Exercise goal:
Copy all entries without alteration and skip the pictures they hold.

Source material:
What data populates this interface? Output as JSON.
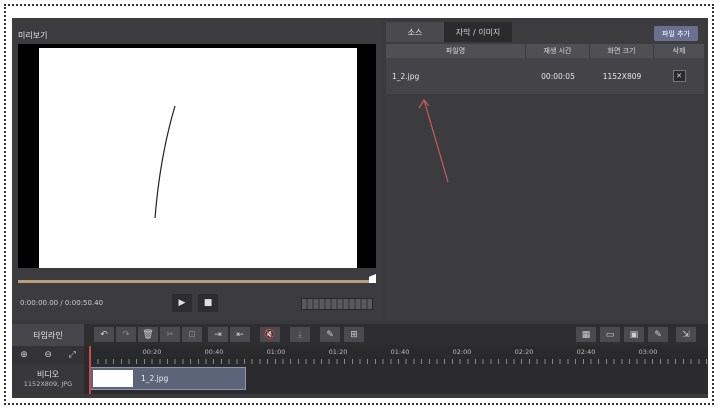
{
  "preview": {
    "title": "미리보기",
    "timecode": "0:00:00.00 / 0:00:50.40",
    "play_icon": "play-icon",
    "stop_icon": "stop-icon"
  },
  "source": {
    "tabs": [
      "소스",
      "자막 / 이미지"
    ],
    "add_file_label": "파일 추가",
    "columns": [
      "파일명",
      "재생 시간",
      "화면 크기",
      "삭제"
    ],
    "rows": [
      {
        "filename": "1_2.jpg",
        "duration": "00:00:05",
        "size": "1152X809",
        "delete": "✕"
      }
    ]
  },
  "timeline": {
    "label": "타임라인",
    "ruler_labels": [
      "00:20",
      "00:40",
      "01:00",
      "01:20",
      "01:40",
      "02:00",
      "02:20",
      "02:40",
      "03:00"
    ],
    "track": {
      "name": "비디오",
      "info": "1152X809, JPG"
    },
    "clip": {
      "label": "1_2.jpg"
    }
  },
  "colors": {
    "accent": "#6a7090",
    "playhead": "#c94a4a",
    "annotation_arrow": "#c85a5a"
  }
}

Task response:
What data populates this interface? Output as JSON.
{
  "preview": {
    "title": "미리보기",
    "timecode": "0:00:00.00 / 0:00:50.40",
    "play_icon": "play-icon",
    "stop_icon": "stop-icon"
  },
  "source": {
    "tabs": [
      "소스",
      "자막 / 이미지"
    ],
    "add_file_label": "파일 추가",
    "columns": [
      "파일명",
      "재생 시간",
      "화면 크기",
      "삭제"
    ],
    "rows": [
      {
        "filename": "1_2.jpg",
        "duration": "00:00:05",
        "size": "1152X809",
        "delete": "✕"
      }
    ]
  },
  "timeline": {
    "label": "타임라인",
    "ruler_labels": [
      "00:20",
      "00:40",
      "01:00",
      "01:20",
      "01:40",
      "02:00",
      "02:20",
      "02:40",
      "03:00"
    ],
    "track": {
      "name": "비디오",
      "info": "1152X809, JPG"
    },
    "clip": {
      "label": "1_2.jpg"
    }
  },
  "colors": {
    "accent": "#6a7090",
    "playhead": "#c94a4a",
    "annotation_arrow": "#c85a5a"
  }
}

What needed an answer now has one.